▶ _Instructions to follow_:
Find every line in the records below that holds the word "Moving", and copy each one.

________________________________________

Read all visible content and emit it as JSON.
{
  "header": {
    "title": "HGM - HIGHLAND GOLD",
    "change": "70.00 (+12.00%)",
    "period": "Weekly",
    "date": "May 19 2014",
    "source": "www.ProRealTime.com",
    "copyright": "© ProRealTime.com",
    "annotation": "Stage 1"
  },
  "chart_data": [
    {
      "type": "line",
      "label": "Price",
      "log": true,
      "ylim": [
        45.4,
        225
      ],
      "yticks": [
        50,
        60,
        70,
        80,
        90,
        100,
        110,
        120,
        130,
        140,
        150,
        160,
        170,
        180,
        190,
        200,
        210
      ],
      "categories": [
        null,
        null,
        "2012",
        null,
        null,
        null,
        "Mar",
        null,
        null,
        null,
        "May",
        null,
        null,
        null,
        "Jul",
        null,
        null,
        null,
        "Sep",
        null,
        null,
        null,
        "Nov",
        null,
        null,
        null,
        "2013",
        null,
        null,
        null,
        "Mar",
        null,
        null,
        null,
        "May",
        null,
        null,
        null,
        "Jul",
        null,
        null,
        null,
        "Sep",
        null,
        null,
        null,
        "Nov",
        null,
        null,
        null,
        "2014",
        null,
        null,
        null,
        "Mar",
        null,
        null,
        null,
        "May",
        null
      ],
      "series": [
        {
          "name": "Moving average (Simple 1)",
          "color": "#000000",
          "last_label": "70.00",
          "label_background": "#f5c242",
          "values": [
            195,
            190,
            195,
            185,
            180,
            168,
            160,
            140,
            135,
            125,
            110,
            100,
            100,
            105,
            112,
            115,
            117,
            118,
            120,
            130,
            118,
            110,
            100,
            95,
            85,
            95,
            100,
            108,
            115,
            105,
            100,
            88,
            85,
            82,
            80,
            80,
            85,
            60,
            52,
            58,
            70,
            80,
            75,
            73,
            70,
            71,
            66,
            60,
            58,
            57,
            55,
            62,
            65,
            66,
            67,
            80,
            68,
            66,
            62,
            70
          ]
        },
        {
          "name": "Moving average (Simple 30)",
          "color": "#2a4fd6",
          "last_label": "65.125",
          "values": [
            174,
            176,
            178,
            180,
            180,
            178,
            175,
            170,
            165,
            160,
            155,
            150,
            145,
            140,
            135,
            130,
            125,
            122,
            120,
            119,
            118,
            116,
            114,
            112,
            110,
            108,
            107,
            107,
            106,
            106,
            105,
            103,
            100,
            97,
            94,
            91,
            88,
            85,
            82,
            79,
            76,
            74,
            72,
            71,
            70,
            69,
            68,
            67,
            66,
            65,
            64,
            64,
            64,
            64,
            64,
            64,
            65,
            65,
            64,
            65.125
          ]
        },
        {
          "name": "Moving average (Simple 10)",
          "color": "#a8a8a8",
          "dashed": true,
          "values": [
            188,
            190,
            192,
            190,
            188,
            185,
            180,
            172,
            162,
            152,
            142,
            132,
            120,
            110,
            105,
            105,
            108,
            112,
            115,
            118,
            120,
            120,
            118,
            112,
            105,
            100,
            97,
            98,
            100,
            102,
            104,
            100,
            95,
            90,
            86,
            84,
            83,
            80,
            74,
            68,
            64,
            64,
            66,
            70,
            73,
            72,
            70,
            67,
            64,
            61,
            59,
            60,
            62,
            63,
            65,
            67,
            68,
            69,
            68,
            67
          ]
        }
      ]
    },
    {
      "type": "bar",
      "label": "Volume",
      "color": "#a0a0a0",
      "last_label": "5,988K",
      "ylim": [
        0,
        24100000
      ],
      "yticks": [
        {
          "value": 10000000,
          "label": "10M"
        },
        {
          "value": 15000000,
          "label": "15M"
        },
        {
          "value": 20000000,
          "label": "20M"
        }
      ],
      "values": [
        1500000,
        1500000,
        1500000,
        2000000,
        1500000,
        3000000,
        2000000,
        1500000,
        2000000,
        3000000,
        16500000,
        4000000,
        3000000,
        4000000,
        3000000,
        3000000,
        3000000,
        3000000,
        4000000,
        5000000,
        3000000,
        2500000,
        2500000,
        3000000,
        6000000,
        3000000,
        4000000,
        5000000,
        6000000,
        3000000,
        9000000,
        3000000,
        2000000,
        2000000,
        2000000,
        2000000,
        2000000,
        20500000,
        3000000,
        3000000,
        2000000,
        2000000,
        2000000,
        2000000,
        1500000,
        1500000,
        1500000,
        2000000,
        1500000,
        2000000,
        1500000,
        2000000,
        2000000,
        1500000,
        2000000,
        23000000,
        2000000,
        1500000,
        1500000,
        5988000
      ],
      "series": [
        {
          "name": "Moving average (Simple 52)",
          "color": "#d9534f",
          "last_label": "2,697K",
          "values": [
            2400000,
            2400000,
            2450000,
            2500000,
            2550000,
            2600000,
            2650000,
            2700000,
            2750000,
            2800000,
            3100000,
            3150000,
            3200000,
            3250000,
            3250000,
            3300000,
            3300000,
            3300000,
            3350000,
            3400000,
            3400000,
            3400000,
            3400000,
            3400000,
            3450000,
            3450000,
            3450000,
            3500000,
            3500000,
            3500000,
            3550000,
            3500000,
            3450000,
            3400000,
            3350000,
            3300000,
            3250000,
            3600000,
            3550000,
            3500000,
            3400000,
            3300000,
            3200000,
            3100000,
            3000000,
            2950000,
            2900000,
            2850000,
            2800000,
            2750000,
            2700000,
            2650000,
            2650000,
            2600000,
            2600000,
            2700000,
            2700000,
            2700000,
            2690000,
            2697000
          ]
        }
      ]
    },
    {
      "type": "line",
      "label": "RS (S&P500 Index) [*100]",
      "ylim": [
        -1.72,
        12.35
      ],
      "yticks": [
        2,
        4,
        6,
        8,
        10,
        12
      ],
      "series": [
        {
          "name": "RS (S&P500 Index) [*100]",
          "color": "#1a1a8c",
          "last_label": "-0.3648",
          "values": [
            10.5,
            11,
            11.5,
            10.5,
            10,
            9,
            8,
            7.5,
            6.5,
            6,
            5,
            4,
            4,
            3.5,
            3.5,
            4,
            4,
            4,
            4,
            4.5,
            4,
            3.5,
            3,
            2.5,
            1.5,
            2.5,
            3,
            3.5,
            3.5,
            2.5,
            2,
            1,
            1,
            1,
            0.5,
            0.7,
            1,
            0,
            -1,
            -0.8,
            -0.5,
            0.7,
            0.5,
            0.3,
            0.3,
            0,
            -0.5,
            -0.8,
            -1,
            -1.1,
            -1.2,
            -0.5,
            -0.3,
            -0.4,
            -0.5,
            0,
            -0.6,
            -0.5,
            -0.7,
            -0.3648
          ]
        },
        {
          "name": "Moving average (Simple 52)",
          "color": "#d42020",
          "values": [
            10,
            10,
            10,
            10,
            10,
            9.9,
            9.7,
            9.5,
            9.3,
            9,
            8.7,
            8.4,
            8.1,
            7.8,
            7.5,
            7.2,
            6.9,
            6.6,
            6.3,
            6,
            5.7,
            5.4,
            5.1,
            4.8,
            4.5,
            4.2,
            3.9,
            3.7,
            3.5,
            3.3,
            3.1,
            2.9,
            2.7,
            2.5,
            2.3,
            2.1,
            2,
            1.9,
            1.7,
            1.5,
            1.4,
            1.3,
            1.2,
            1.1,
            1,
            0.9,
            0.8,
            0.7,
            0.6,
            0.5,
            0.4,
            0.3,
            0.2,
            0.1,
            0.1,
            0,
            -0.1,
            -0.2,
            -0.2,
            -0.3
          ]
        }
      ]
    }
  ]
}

________________________________________

▶ _Result for this exercise_:
          "name": "Moving average (Simple 1)",
          "name": "Moving average (Simple 30)",
          "name": "Moving average (Simple 10)",
          "name": "Moving average (Simple 52)",
          "name": "Moving average (Simple 52)",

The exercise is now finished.